Chart and figure data
»»

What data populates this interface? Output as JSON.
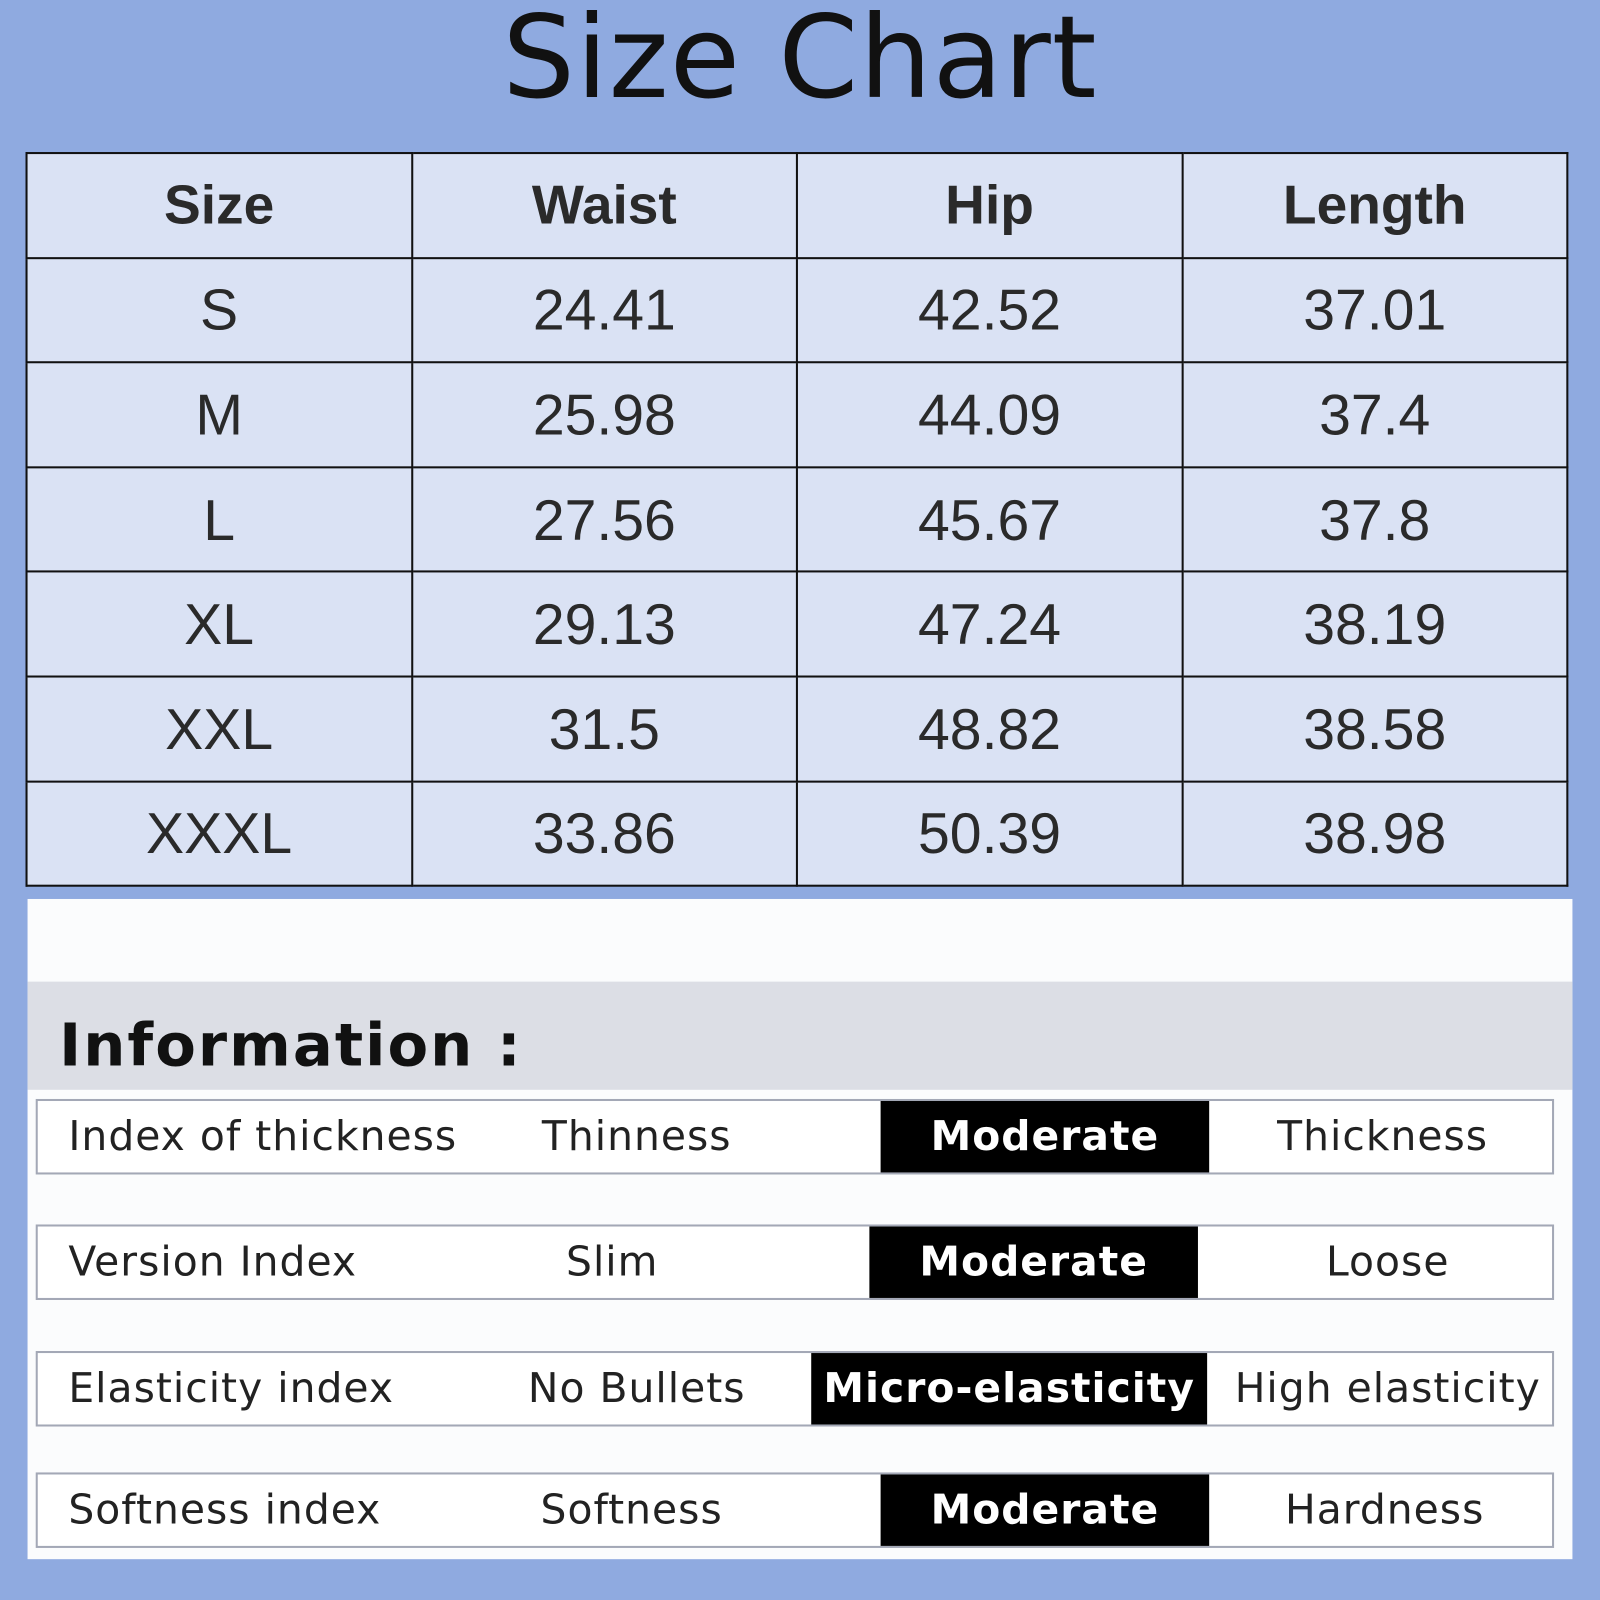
{
  "title": "Size Chart",
  "table": {
    "headers": [
      "Size",
      "Waist",
      "Hip",
      "Length"
    ],
    "rows": [
      [
        "S",
        "24.41",
        "42.52",
        "37.01"
      ],
      [
        "M",
        "25.98",
        "44.09",
        "37.4"
      ],
      [
        "L",
        "27.56",
        "45.67",
        "37.8"
      ],
      [
        "XL",
        "29.13",
        "47.24",
        "38.19"
      ],
      [
        "XXL",
        "31.5",
        "48.82",
        "38.58"
      ],
      [
        "XXXL",
        "33.86",
        "50.39",
        "38.98"
      ]
    ]
  },
  "information": {
    "heading": "Information :",
    "rows": [
      {
        "label": "Index of thickness",
        "options": [
          "Thinness",
          "Moderate",
          "Thickness"
        ],
        "selected": "Moderate"
      },
      {
        "label": "Version Index",
        "options": [
          "Slim",
          "Moderate",
          "Loose"
        ],
        "selected": "Moderate"
      },
      {
        "label": "Elasticity index",
        "options": [
          "No Bullets",
          "Micro-elasticity",
          "High elasticity"
        ],
        "selected": "Micro-elasticity"
      },
      {
        "label": "Softness index",
        "options": [
          "Softness",
          "Moderate",
          "Hardness"
        ],
        "selected": "Moderate"
      }
    ]
  },
  "colors": {
    "background": "#8faae0",
    "table_cell": "#dae2f4",
    "selected_bg": "#000000"
  }
}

««

**Problem to work on**
Identify every line above with the string "label" in it. Copy those lines.

**Exercise result**
        "label": "Index of thickness",
        "label": "Version Index",
        "label": "Elasticity index",
        "label": "Softness index",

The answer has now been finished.